**ENTRIES PROVIDED**
━━━━━━━━━━
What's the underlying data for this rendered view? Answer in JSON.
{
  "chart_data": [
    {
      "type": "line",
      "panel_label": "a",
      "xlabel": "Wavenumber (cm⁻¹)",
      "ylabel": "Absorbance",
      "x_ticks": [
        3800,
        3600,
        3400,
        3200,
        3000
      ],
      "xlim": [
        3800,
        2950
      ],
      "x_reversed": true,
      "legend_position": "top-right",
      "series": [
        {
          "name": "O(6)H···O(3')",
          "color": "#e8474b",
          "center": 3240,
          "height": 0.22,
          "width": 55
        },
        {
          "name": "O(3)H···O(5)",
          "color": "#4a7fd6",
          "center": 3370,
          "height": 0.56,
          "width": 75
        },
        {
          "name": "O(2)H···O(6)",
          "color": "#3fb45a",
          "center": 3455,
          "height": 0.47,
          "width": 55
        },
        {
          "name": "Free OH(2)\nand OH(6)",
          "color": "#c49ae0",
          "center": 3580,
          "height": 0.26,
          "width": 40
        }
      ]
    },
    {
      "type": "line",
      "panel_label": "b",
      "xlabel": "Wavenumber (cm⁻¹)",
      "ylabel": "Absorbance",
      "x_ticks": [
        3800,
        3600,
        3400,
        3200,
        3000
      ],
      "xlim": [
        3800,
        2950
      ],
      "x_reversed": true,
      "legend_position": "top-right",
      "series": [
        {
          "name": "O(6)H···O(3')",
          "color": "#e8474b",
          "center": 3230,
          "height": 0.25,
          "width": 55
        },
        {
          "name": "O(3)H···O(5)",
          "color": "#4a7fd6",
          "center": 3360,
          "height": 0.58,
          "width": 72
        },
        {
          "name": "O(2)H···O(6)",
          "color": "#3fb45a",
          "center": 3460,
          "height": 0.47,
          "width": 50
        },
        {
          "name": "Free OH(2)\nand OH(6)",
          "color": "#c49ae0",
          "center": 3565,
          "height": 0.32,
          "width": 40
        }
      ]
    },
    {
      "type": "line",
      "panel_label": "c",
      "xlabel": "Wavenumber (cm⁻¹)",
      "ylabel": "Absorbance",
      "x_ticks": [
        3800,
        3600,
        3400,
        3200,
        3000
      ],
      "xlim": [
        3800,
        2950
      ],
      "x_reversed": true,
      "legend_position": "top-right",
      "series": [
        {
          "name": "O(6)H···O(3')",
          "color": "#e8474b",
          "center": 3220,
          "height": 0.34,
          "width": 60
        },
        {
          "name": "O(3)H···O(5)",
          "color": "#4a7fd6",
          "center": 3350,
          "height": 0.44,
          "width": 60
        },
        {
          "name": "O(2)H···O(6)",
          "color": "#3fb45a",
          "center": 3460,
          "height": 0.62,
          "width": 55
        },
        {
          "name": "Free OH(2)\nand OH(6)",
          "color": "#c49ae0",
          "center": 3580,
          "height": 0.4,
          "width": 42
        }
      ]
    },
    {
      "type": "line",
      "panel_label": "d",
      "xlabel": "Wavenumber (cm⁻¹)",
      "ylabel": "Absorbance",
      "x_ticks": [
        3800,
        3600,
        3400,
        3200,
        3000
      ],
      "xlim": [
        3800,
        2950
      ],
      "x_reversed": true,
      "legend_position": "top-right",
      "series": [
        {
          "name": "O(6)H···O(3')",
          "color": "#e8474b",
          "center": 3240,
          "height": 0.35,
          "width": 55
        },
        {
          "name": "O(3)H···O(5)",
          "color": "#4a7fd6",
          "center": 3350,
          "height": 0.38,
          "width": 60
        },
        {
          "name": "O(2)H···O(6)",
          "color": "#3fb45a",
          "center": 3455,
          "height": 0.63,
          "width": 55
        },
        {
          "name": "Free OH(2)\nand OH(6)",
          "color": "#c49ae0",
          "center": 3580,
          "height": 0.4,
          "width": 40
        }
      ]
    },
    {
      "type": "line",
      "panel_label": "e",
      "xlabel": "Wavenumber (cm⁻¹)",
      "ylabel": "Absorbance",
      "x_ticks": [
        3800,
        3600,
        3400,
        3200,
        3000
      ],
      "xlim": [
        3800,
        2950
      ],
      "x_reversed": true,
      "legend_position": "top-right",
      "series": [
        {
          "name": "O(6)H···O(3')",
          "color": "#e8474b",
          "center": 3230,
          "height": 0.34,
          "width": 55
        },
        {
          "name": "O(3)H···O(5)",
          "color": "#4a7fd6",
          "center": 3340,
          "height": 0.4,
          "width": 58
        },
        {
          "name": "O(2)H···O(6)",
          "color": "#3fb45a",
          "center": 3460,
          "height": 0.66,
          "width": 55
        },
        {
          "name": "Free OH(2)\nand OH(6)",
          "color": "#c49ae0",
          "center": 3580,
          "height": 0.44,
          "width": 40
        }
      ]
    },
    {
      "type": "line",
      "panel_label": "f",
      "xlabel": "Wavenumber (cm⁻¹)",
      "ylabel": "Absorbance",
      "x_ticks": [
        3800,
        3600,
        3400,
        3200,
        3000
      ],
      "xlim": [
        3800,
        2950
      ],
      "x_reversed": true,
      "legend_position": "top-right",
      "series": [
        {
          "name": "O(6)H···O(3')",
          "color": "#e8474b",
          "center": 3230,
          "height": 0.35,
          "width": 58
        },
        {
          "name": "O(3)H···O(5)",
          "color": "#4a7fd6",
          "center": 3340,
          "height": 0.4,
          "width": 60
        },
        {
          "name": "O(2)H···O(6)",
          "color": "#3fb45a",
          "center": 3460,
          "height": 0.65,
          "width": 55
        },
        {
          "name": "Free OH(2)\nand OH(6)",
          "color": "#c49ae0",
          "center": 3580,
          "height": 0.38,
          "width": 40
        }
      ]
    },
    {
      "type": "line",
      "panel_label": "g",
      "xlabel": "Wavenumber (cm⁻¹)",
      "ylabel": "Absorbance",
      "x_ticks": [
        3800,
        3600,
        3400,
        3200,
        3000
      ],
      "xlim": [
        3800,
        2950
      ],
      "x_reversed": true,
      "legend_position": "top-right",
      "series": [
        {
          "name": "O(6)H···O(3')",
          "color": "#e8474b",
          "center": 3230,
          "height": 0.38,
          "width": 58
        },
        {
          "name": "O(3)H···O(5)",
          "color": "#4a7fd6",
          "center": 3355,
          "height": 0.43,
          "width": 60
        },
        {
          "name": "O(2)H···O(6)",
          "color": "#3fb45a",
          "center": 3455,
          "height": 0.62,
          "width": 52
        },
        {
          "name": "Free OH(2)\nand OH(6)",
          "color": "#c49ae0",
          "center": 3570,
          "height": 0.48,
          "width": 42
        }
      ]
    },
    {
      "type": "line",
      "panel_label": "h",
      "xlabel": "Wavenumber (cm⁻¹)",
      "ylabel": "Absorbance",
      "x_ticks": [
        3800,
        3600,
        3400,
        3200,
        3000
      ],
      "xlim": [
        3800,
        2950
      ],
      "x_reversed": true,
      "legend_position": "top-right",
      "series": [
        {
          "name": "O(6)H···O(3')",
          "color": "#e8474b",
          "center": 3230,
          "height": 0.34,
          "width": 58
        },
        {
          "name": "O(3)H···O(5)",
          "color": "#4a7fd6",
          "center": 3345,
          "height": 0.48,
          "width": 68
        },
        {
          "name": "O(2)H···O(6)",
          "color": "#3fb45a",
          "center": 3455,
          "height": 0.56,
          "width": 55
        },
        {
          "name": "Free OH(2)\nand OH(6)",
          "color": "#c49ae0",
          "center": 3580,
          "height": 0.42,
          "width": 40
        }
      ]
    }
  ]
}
━━━━━━━━━━
**GIVEN TASK**
Write out the whole listing again, exactly as it stands.

**SOLUTION FOR THIS EXERCISE**
What's the underlying data for this rendered view? Answer in JSON.
{
  "chart_data": [
    {
      "type": "line",
      "panel_label": "a",
      "xlabel": "Wavenumber (cm⁻¹)",
      "ylabel": "Absorbance",
      "x_ticks": [
        3800,
        3600,
        3400,
        3200,
        3000
      ],
      "xlim": [
        3800,
        2950
      ],
      "x_reversed": true,
      "legend_position": "top-right",
      "series": [
        {
          "name": "O(6)H···O(3')",
          "color": "#e8474b",
          "center": 3240,
          "height": 0.22,
          "width": 55
        },
        {
          "name": "O(3)H···O(5)",
          "color": "#4a7fd6",
          "center": 3370,
          "height": 0.56,
          "width": 75
        },
        {
          "name": "O(2)H···O(6)",
          "color": "#3fb45a",
          "center": 3455,
          "height": 0.47,
          "width": 55
        },
        {
          "name": "Free OH(2)\nand OH(6)",
          "color": "#c49ae0",
          "center": 3580,
          "height": 0.26,
          "width": 40
        }
      ]
    },
    {
      "type": "line",
      "panel_label": "b",
      "xlabel": "Wavenumber (cm⁻¹)",
      "ylabel": "Absorbance",
      "x_ticks": [
        3800,
        3600,
        3400,
        3200,
        3000
      ],
      "xlim": [
        3800,
        2950
      ],
      "x_reversed": true,
      "legend_position": "top-right",
      "series": [
        {
          "name": "O(6)H···O(3')",
          "color": "#e8474b",
          "center": 3230,
          "height": 0.25,
          "width": 55
        },
        {
          "name": "O(3)H···O(5)",
          "color": "#4a7fd6",
          "center": 3360,
          "height": 0.58,
          "width": 72
        },
        {
          "name": "O(2)H···O(6)",
          "color": "#3fb45a",
          "center": 3460,
          "height": 0.47,
          "width": 50
        },
        {
          "name": "Free OH(2)\nand OH(6)",
          "color": "#c49ae0",
          "center": 3565,
          "height": 0.32,
          "width": 40
        }
      ]
    },
    {
      "type": "line",
      "panel_label": "c",
      "xlabel": "Wavenumber (cm⁻¹)",
      "ylabel": "Absorbance",
      "x_ticks": [
        3800,
        3600,
        3400,
        3200,
        3000
      ],
      "xlim": [
        3800,
        2950
      ],
      "x_reversed": true,
      "legend_position": "top-right",
      "series": [
        {
          "name": "O(6)H···O(3')",
          "color": "#e8474b",
          "center": 3220,
          "height": 0.34,
          "width": 60
        },
        {
          "name": "O(3)H···O(5)",
          "color": "#4a7fd6",
          "center": 3350,
          "height": 0.44,
          "width": 60
        },
        {
          "name": "O(2)H···O(6)",
          "color": "#3fb45a",
          "center": 3460,
          "height": 0.62,
          "width": 55
        },
        {
          "name": "Free OH(2)\nand OH(6)",
          "color": "#c49ae0",
          "center": 3580,
          "height": 0.4,
          "width": 42
        }
      ]
    },
    {
      "type": "line",
      "panel_label": "d",
      "xlabel": "Wavenumber (cm⁻¹)",
      "ylabel": "Absorbance",
      "x_ticks": [
        3800,
        3600,
        3400,
        3200,
        3000
      ],
      "xlim": [
        3800,
        2950
      ],
      "x_reversed": true,
      "legend_position": "top-right",
      "series": [
        {
          "name": "O(6)H···O(3')",
          "color": "#e8474b",
          "center": 3240,
          "height": 0.35,
          "width": 55
        },
        {
          "name": "O(3)H···O(5)",
          "color": "#4a7fd6",
          "center": 3350,
          "height": 0.38,
          "width": 60
        },
        {
          "name": "O(2)H···O(6)",
          "color": "#3fb45a",
          "center": 3455,
          "height": 0.63,
          "width": 55
        },
        {
          "name": "Free OH(2)\nand OH(6)",
          "color": "#c49ae0",
          "center": 3580,
          "height": 0.4,
          "width": 40
        }
      ]
    },
    {
      "type": "line",
      "panel_label": "e",
      "xlabel": "Wavenumber (cm⁻¹)",
      "ylabel": "Absorbance",
      "x_ticks": [
        3800,
        3600,
        3400,
        3200,
        3000
      ],
      "xlim": [
        3800,
        2950
      ],
      "x_reversed": true,
      "legend_position": "top-right",
      "series": [
        {
          "name": "O(6)H···O(3')",
          "color": "#e8474b",
          "center": 3230,
          "height": 0.34,
          "width": 55
        },
        {
          "name": "O(3)H···O(5)",
          "color": "#4a7fd6",
          "center": 3340,
          "height": 0.4,
          "width": 58
        },
        {
          "name": "O(2)H···O(6)",
          "color": "#3fb45a",
          "center": 3460,
          "height": 0.66,
          "width": 55
        },
        {
          "name": "Free OH(2)\nand OH(6)",
          "color": "#c49ae0",
          "center": 3580,
          "height": 0.44,
          "width": 40
        }
      ]
    },
    {
      "type": "line",
      "panel_label": "f",
      "xlabel": "Wavenumber (cm⁻¹)",
      "ylabel": "Absorbance",
      "x_ticks": [
        3800,
        3600,
        3400,
        3200,
        3000
      ],
      "xlim": [
        3800,
        2950
      ],
      "x_reversed": true,
      "legend_position": "top-right",
      "series": [
        {
          "name": "O(6)H···O(3')",
          "color": "#e8474b",
          "center": 3230,
          "height": 0.35,
          "width": 58
        },
        {
          "name": "O(3)H···O(5)",
          "color": "#4a7fd6",
          "center": 3340,
          "height": 0.4,
          "width": 60
        },
        {
          "name": "O(2)H···O(6)",
          "color": "#3fb45a",
          "center": 3460,
          "height": 0.65,
          "width": 55
        },
        {
          "name": "Free OH(2)\nand OH(6)",
          "color": "#c49ae0",
          "center": 3580,
          "height": 0.38,
          "width": 40
        }
      ]
    },
    {
      "type": "line",
      "panel_label": "g",
      "xlabel": "Wavenumber (cm⁻¹)",
      "ylabel": "Absorbance",
      "x_ticks": [
        3800,
        3600,
        3400,
        3200,
        3000
      ],
      "xlim": [
        3800,
        2950
      ],
      "x_reversed": true,
      "legend_position": "top-right",
      "series": [
        {
          "name": "O(6)H···O(3')",
          "color": "#e8474b",
          "center": 3230,
          "height": 0.38,
          "width": 58
        },
        {
          "name": "O(3)H···O(5)",
          "color": "#4a7fd6",
          "center": 3355,
          "height": 0.43,
          "width": 60
        },
        {
          "name": "O(2)H···O(6)",
          "color": "#3fb45a",
          "center": 3455,
          "height": 0.62,
          "width": 52
        },
        {
          "name": "Free OH(2)\nand OH(6)",
          "color": "#c49ae0",
          "center": 3570,
          "height": 0.48,
          "width": 42
        }
      ]
    },
    {
      "type": "line",
      "panel_label": "h",
      "xlabel": "Wavenumber (cm⁻¹)",
      "ylabel": "Absorbance",
      "x_ticks": [
        3800,
        3600,
        3400,
        3200,
        3000
      ],
      "xlim": [
        3800,
        2950
      ],
      "x_reversed": true,
      "legend_position": "top-right",
      "series": [
        {
          "name": "O(6)H···O(3')",
          "color": "#e8474b",
          "center": 3230,
          "height": 0.34,
          "width": 58
        },
        {
          "name": "O(3)H···O(5)",
          "color": "#4a7fd6",
          "center": 3345,
          "height": 0.48,
          "width": 68
        },
        {
          "name": "O(2)H···O(6)",
          "color": "#3fb45a",
          "center": 3455,
          "height": 0.56,
          "width": 55
        },
        {
          "name": "Free OH(2)\nand OH(6)",
          "color": "#c49ae0",
          "center": 3580,
          "height": 0.42,
          "width": 40
        }
      ]
    }
  ]
}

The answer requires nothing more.